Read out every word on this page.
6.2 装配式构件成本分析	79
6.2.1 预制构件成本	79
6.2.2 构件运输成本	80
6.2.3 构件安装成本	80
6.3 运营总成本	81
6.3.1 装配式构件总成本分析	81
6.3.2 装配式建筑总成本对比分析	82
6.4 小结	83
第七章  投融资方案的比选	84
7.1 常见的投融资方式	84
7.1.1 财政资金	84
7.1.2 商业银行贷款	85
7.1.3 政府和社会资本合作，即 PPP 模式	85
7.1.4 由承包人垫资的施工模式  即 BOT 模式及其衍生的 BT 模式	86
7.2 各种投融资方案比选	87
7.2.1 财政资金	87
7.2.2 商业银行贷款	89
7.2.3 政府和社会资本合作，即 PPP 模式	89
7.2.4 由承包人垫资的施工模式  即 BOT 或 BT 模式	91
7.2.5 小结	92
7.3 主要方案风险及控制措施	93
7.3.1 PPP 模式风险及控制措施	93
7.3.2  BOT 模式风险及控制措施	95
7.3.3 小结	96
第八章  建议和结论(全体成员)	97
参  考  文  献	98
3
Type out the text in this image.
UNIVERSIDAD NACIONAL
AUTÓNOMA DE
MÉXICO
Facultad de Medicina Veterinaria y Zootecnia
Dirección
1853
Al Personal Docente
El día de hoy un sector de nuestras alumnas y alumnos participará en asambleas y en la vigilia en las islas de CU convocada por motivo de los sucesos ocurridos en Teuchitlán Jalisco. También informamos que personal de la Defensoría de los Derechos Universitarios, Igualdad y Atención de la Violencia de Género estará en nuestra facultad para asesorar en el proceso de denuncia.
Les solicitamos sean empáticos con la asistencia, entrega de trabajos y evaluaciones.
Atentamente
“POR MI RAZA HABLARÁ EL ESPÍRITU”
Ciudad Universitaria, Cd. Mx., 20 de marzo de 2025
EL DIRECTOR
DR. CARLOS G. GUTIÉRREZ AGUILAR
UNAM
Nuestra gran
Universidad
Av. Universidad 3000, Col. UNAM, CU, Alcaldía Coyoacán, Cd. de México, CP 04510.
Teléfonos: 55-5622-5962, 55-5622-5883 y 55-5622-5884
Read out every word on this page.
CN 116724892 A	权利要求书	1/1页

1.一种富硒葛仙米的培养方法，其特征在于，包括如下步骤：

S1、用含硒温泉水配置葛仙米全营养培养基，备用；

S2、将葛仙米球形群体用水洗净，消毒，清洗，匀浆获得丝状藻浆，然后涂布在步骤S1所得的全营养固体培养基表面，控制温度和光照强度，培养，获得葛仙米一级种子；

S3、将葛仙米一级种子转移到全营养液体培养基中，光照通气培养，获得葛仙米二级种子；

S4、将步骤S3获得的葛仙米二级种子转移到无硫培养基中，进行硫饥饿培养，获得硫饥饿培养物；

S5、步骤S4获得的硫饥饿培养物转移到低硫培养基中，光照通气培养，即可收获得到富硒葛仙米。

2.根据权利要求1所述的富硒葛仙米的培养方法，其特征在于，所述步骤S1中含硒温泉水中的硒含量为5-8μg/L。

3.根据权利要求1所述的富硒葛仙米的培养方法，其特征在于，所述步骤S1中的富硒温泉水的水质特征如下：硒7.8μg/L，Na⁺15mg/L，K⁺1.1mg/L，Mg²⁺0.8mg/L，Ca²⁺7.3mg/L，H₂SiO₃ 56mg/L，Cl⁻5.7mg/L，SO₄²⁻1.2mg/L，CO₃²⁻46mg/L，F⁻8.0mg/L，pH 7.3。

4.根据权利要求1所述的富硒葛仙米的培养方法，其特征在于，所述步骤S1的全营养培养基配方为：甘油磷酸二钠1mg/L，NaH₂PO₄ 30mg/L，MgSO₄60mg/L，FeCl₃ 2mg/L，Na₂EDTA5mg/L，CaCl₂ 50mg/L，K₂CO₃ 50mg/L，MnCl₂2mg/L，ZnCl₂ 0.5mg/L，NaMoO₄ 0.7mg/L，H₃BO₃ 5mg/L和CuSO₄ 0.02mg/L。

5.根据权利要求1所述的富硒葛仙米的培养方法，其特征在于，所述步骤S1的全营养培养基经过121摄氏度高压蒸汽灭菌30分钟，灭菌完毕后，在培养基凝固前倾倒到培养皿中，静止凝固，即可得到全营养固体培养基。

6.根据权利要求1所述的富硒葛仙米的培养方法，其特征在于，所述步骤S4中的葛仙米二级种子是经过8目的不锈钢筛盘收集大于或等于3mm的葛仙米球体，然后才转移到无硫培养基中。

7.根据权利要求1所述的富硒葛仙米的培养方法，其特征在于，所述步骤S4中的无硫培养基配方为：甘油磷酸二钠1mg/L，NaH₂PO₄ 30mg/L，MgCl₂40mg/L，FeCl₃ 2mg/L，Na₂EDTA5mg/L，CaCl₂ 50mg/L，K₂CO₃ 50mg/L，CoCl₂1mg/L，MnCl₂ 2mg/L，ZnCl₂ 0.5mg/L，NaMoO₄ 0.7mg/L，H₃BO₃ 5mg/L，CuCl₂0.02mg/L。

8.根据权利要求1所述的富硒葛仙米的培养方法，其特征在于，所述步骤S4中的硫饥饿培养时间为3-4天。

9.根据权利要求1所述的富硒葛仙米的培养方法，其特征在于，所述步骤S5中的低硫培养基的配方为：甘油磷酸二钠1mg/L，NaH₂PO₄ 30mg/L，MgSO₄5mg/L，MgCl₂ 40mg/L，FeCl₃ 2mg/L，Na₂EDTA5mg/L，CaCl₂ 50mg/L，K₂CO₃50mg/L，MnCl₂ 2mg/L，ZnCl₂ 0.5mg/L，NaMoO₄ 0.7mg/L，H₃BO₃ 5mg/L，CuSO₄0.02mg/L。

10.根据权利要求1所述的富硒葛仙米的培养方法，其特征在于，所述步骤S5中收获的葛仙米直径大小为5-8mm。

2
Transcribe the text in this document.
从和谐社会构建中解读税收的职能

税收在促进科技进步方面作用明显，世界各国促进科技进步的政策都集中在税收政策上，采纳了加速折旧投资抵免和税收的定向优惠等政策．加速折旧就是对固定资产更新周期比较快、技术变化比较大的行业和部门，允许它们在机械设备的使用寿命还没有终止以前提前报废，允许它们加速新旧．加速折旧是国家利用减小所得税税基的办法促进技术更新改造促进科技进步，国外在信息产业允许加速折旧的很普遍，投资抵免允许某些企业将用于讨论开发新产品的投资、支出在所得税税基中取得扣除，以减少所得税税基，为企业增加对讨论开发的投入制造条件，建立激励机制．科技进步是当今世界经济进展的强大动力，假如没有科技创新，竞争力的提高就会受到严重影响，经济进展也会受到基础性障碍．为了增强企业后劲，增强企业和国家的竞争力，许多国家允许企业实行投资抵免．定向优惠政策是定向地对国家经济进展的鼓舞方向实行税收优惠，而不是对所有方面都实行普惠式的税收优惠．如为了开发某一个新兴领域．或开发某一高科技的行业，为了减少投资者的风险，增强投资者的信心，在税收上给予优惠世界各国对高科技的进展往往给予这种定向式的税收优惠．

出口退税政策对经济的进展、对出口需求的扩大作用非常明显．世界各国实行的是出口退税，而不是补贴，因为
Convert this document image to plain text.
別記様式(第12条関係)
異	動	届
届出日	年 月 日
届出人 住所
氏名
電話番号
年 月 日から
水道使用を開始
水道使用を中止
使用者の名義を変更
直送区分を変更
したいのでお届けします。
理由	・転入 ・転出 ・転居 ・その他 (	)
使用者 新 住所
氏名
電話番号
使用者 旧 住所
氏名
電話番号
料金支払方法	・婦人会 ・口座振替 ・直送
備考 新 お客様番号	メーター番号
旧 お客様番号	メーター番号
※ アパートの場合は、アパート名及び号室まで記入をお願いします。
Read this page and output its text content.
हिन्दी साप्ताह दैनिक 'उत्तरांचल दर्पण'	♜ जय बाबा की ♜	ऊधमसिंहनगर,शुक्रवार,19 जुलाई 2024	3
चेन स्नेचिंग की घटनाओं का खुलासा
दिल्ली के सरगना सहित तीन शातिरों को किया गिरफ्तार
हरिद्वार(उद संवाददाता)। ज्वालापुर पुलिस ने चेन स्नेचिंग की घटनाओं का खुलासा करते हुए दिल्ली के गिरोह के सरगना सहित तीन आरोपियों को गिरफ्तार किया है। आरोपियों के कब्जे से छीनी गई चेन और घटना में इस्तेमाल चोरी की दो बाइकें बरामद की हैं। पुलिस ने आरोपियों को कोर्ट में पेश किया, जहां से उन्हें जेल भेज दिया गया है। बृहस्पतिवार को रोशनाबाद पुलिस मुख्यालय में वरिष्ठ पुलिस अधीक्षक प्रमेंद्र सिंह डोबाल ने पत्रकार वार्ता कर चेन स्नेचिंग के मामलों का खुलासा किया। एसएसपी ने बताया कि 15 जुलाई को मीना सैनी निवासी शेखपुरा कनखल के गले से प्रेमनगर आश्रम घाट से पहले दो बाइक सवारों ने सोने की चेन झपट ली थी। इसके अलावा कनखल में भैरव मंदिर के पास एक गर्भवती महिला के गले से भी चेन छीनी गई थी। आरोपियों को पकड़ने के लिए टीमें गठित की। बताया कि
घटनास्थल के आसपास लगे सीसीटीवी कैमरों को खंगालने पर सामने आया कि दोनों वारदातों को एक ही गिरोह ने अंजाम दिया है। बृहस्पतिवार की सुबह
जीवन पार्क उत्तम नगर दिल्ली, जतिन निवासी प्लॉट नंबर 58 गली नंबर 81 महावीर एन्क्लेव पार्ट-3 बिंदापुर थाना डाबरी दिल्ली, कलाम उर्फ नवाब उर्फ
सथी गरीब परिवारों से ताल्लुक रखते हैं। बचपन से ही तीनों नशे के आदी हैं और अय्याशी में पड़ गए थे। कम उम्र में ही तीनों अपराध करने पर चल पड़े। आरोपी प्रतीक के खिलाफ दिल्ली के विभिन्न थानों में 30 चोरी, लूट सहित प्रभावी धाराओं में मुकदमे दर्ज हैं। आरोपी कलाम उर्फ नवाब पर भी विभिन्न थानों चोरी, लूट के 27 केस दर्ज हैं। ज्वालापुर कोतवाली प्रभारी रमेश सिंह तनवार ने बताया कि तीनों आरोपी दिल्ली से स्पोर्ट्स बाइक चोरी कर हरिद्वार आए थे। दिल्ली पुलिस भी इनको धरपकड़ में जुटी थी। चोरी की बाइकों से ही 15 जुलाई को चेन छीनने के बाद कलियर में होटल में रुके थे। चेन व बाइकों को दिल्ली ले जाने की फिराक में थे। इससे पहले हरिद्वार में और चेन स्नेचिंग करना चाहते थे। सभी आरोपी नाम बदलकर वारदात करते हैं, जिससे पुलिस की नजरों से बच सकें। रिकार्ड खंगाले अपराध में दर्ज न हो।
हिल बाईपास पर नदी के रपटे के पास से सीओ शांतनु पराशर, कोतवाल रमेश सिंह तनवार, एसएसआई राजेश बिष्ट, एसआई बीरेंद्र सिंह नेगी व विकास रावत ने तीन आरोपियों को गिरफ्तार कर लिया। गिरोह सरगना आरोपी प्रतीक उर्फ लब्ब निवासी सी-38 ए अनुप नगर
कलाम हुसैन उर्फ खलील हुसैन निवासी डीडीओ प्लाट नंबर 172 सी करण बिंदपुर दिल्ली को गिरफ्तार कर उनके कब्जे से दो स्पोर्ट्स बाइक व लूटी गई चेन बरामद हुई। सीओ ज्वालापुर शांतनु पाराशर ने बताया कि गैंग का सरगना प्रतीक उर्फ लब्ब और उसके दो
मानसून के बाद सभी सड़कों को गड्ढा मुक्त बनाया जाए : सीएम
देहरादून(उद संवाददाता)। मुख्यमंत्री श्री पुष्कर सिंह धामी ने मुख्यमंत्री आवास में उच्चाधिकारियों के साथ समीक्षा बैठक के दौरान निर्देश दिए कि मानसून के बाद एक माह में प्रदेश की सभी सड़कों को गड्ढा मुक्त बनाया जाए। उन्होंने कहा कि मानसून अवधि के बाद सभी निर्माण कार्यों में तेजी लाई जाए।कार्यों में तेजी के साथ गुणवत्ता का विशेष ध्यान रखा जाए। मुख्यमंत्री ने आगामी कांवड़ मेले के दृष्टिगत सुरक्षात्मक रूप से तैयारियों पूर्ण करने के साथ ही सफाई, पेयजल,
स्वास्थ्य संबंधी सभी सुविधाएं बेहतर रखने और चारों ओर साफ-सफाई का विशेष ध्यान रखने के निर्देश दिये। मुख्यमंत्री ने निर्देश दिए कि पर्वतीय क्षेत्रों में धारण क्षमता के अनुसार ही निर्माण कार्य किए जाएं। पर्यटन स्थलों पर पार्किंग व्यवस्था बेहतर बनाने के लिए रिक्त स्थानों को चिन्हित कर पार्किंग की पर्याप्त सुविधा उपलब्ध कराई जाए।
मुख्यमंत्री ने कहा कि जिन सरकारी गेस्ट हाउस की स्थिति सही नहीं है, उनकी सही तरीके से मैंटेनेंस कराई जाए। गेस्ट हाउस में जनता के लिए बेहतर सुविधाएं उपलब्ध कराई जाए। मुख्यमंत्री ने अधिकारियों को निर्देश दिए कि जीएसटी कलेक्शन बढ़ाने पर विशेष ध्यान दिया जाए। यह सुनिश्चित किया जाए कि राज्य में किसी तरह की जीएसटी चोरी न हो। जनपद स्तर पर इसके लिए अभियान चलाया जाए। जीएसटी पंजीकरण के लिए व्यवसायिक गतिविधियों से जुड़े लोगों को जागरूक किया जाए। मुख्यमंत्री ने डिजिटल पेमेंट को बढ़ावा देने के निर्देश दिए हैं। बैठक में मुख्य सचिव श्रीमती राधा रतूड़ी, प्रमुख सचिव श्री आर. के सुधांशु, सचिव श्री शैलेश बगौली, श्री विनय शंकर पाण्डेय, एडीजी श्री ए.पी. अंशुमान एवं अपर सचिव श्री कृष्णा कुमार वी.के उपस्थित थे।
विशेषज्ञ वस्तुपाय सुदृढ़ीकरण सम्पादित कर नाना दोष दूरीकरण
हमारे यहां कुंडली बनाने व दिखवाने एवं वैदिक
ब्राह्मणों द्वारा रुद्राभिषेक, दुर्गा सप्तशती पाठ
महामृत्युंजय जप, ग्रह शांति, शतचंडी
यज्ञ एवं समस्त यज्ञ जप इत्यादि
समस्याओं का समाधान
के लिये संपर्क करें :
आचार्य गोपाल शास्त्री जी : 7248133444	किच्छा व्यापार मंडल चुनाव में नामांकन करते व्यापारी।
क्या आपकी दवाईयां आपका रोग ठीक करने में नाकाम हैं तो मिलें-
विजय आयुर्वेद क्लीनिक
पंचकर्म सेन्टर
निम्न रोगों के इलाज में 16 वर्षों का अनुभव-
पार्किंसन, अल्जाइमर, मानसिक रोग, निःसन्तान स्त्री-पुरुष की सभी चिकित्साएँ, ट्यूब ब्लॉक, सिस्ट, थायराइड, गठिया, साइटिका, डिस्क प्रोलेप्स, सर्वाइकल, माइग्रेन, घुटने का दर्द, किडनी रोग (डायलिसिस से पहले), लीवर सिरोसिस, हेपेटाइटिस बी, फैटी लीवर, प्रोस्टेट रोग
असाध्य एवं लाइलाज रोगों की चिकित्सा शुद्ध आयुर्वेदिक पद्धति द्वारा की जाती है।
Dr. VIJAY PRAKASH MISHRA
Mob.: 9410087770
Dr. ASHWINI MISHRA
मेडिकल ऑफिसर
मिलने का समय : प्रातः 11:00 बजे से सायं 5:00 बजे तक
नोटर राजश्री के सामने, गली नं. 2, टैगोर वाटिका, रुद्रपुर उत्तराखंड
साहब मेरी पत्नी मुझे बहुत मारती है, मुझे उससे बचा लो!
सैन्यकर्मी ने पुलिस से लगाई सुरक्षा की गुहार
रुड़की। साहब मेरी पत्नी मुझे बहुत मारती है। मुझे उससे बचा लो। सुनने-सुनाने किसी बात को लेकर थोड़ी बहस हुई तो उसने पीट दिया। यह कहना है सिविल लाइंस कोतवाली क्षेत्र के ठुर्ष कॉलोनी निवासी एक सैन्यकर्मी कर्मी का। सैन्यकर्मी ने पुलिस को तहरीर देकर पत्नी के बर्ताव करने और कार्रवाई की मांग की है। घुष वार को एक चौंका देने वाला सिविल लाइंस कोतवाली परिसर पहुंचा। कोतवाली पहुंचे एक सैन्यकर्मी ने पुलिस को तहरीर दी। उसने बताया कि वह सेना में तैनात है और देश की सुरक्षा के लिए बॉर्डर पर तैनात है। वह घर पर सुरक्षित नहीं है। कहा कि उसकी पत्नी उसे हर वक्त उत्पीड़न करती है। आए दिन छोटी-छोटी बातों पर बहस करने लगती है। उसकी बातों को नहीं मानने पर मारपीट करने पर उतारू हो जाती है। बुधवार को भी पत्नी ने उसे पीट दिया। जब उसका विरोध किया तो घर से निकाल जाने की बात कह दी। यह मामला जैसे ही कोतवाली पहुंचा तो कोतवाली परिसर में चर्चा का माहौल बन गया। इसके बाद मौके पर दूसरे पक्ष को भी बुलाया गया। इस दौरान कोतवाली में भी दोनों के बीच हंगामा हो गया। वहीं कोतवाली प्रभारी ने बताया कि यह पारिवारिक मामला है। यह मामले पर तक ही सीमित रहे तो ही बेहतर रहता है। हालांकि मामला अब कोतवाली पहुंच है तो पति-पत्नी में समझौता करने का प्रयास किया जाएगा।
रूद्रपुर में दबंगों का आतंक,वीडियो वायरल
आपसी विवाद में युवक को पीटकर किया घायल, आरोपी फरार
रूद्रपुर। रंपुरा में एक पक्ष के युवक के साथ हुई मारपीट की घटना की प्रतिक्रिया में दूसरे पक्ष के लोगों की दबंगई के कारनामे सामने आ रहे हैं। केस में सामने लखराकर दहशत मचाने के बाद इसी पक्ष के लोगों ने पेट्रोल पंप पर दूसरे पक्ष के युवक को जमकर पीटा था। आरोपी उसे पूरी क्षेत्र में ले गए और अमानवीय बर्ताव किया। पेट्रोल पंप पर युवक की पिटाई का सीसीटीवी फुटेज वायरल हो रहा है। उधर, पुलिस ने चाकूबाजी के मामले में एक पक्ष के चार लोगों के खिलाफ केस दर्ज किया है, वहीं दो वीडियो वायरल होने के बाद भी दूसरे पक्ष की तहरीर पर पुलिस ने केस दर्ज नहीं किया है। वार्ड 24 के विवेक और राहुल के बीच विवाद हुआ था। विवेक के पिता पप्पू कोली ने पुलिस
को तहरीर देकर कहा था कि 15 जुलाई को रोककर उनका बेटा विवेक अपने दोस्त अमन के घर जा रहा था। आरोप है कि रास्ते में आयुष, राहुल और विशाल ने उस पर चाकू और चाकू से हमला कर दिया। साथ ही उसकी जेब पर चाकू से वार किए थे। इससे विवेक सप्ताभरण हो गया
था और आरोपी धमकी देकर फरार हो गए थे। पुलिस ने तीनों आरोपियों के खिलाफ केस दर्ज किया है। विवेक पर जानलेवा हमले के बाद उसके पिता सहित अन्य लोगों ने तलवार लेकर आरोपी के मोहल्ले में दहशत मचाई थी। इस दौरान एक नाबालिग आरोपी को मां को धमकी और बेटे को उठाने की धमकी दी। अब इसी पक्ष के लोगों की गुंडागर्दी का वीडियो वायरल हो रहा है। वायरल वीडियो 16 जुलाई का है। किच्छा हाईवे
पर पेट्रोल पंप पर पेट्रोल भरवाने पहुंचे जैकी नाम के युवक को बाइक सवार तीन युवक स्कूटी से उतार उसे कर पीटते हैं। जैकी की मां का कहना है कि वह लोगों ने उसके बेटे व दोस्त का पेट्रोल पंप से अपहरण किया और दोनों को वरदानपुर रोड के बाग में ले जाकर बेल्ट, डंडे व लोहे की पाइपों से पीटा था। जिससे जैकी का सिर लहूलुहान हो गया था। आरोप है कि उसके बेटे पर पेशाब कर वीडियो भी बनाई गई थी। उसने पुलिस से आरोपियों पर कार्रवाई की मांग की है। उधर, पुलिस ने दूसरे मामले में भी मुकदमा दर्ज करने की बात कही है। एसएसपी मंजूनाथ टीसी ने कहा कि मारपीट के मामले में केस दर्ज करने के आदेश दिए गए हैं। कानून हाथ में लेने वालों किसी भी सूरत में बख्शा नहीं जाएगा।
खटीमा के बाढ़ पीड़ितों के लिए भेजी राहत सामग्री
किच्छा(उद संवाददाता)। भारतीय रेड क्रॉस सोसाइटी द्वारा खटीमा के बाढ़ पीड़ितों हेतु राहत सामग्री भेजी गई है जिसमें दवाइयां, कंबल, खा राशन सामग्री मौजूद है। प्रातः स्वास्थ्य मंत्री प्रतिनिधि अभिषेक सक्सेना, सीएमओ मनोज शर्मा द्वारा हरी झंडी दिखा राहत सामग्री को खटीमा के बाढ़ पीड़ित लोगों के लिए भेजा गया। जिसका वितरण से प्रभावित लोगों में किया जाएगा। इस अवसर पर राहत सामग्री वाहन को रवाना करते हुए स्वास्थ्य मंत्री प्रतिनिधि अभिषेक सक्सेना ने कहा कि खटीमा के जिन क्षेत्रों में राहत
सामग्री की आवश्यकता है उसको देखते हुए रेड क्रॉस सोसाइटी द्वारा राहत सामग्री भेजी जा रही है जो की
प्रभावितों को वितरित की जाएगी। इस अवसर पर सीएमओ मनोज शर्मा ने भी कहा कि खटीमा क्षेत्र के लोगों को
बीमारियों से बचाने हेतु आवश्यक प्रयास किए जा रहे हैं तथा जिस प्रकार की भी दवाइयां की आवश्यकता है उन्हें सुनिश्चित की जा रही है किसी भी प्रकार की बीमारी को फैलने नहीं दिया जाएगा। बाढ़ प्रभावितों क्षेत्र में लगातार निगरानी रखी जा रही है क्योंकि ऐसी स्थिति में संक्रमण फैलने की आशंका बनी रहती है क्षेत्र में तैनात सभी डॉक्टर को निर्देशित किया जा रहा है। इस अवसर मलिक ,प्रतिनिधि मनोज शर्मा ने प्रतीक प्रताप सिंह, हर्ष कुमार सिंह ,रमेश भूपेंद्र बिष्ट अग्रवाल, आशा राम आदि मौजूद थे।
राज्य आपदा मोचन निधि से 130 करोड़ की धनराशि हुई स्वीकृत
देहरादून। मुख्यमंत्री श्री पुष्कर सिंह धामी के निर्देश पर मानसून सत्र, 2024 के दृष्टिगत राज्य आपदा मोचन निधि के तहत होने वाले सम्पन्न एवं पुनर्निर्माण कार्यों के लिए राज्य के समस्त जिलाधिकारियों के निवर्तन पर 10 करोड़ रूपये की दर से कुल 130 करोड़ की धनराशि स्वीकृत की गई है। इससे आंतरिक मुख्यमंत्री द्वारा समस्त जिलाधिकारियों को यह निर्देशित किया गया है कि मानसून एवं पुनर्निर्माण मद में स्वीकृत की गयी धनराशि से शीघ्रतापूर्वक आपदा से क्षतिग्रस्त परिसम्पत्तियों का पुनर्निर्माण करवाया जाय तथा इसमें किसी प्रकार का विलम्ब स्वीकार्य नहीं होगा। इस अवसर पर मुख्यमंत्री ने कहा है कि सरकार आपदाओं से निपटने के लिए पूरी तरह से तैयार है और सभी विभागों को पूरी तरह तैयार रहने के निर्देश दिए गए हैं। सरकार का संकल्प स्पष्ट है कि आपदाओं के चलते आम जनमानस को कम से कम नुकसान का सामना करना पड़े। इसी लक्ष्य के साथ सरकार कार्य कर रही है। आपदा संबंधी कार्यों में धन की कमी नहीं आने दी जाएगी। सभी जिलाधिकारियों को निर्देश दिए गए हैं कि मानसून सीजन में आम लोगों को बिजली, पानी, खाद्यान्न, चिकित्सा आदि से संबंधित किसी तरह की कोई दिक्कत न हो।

_____

* _Your instructions_
Your answer should be a single number: how many lines of the material contain the word "CaCl₂".

* _Task output_
3